Every entry that follows should be reproduced exactly.

■ **MATERIAL**:
● ● ●

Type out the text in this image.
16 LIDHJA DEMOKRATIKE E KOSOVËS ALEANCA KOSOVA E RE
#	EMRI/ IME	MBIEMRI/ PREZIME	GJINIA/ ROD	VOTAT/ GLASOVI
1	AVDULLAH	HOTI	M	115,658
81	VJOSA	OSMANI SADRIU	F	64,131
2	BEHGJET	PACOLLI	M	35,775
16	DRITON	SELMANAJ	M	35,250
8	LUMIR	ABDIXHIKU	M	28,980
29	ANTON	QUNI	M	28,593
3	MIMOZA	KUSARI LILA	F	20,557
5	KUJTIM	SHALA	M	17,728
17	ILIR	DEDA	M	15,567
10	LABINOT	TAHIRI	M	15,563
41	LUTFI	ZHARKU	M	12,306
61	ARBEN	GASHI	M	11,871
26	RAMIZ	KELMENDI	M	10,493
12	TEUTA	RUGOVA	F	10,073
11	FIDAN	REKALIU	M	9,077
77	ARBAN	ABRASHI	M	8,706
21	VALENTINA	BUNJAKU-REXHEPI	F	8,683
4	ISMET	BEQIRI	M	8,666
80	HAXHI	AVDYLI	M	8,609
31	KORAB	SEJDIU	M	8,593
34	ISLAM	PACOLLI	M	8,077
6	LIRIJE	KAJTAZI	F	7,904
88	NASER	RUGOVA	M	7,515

● ● ●

■ **RIGHT ANSWER**:
Type out the text in this image.
16 LIDHJA DEMOKRATIKE E KOSOVËS ALEANCA KOSOVA E RE
#	EMRI/ IME	MBIEMRI/ PREZIME	GJINIA/ ROD	VOTAT/ GLASOVI
1	AVDULLAH	HOTI	M	115,658
81	VJOSA	OSMANI SADRIU	F	64,131
2	BEHGJET	PACOLLI	M	35,775
16	DRITON	SELMANAJ	M	35,250
8	LUMIR	ABDIXHIKU	M	28,980
29	ANTON	QUNI	M	28,593
3	MIMOZA	KUSARI LILA	F	20,557
5	KUJTIM	SHALA	M	17,728
17	ILIR	DEDA	M	15,567
10	LABINOT	TAHIRI	M	15,563
41	LUTFI	ZHARKU	M	12,306
61	ARBEN	GASHI	M	11,871
26	RAMIZ	KELMENDI	M	10,493
12	TEUTA	RUGOVA	F	10,073
11	FIDAN	REKALIU	M	9,077
77	ARBAN	ABRASHI	M	8,706
21	VALENTINA	BUNJAKU-REXHEPI	F	8,683
4	ISMET	BEQIRI	M	8,666
80	HAXHI	AVDYLI	M	8,609
31	KORAB	SEJDIU	M	8,593
34	ISLAM	PACOLLI	M	8,077
6	LIRIJE	KAJTAZI	F	7,904
88	NASER	RUGOVA	M	7,515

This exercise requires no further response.